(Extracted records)
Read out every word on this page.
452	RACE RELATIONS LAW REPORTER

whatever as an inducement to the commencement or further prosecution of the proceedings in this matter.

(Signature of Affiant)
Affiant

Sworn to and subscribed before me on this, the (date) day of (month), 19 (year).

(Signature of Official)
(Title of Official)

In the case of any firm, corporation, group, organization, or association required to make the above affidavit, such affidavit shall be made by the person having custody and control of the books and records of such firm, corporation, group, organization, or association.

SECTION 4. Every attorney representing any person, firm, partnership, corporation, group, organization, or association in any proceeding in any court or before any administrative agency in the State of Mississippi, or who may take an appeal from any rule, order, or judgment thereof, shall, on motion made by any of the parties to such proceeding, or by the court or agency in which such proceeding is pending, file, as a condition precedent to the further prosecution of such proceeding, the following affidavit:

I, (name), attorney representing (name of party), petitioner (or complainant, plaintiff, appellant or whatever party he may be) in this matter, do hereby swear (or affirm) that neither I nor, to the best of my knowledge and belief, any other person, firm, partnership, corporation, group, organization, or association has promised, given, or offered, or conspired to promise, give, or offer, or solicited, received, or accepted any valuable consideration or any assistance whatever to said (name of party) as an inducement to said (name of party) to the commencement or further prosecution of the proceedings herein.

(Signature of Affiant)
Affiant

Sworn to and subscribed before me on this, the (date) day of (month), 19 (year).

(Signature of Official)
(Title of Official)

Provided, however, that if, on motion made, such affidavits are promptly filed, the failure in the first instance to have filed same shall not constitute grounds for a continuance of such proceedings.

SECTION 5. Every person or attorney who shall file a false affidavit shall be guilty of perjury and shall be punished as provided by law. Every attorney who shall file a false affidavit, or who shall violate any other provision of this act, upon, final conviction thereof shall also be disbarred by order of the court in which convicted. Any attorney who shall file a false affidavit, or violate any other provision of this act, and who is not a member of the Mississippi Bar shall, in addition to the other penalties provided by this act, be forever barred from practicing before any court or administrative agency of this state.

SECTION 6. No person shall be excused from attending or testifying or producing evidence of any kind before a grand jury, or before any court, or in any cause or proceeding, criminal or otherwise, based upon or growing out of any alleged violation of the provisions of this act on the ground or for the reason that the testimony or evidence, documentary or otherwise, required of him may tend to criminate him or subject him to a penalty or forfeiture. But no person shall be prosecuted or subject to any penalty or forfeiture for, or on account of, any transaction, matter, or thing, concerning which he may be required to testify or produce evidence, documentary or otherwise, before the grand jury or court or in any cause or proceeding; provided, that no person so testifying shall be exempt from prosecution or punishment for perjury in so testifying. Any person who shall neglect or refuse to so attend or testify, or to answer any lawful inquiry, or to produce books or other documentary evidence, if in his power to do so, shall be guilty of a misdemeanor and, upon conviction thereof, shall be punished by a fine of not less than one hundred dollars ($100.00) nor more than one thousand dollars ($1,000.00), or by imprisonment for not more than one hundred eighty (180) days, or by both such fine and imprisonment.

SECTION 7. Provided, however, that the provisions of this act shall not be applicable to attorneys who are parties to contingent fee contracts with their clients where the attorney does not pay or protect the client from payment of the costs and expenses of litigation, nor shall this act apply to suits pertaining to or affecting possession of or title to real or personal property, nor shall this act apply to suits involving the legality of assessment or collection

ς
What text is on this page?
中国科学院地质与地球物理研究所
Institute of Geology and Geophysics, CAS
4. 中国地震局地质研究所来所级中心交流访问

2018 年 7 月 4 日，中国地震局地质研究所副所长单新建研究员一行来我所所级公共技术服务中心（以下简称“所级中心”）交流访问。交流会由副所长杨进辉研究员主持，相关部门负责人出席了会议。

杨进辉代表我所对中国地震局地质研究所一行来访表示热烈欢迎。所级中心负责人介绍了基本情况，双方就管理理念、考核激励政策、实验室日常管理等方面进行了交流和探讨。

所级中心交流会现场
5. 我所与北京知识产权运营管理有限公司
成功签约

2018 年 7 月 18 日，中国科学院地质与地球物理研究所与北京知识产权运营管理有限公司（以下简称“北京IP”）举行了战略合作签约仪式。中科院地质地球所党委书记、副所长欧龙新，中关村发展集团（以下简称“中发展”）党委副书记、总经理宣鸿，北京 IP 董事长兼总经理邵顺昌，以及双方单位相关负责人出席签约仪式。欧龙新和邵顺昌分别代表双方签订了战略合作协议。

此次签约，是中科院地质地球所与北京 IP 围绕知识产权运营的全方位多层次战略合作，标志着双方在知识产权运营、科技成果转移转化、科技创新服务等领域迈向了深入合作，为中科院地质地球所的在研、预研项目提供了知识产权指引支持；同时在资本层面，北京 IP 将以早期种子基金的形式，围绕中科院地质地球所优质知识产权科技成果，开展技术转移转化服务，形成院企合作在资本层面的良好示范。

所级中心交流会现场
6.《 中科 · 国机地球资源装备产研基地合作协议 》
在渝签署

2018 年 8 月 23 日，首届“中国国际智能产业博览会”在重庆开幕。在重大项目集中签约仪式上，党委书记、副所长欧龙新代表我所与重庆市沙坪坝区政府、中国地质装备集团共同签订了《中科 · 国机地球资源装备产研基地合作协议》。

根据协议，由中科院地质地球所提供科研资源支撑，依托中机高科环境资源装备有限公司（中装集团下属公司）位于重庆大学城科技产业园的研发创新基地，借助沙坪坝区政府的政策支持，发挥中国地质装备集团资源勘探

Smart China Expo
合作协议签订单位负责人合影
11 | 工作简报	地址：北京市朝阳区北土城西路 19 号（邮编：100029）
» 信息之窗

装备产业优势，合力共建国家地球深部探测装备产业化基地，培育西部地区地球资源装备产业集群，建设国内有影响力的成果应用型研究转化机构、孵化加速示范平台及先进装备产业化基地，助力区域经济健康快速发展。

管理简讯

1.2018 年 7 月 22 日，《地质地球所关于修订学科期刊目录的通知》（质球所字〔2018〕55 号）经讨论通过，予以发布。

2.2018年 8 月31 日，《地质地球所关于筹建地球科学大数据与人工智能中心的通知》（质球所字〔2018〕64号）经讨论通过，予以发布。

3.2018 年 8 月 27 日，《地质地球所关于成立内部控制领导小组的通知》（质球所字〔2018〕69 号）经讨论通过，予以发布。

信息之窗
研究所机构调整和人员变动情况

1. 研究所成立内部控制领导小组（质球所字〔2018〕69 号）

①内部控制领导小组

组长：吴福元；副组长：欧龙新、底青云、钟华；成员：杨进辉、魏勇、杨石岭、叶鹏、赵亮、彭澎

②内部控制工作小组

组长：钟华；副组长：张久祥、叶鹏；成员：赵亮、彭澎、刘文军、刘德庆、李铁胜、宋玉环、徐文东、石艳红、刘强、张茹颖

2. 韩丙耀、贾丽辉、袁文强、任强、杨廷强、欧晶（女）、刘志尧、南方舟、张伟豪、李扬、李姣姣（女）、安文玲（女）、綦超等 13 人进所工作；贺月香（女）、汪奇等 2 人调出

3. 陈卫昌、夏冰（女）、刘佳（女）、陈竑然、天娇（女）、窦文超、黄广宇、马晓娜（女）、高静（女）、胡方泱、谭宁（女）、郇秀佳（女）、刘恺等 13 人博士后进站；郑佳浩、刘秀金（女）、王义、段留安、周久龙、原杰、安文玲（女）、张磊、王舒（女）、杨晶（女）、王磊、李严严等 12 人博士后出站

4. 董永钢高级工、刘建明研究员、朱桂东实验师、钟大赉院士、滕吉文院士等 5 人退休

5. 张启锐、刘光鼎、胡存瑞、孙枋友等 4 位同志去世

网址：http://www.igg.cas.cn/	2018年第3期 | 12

PROBLEM: Lines from the records above that hold "质球所字" are the ones to list.

COMPLETE RESPONSE:
1.2018 年 7 月 22 日，《地质地球所关于修订学科期刊目录的通知》（质球所字〔2018〕55 号）经讨论通过，予以发布。
2.2018年 8 月31 日，《地质地球所关于筹建地球科学大数据与人工智能中心的通知》（质球所字〔2018〕64号）经讨论通过，予以发布。
3.2018 年 8 月 27 日，《地质地球所关于成立内部控制领导小组的通知》（质球所字〔2018〕69 号）经讨论通过，予以发布。
1. 研究所成立内部控制领导小组（质球所字〔2018〕69 号）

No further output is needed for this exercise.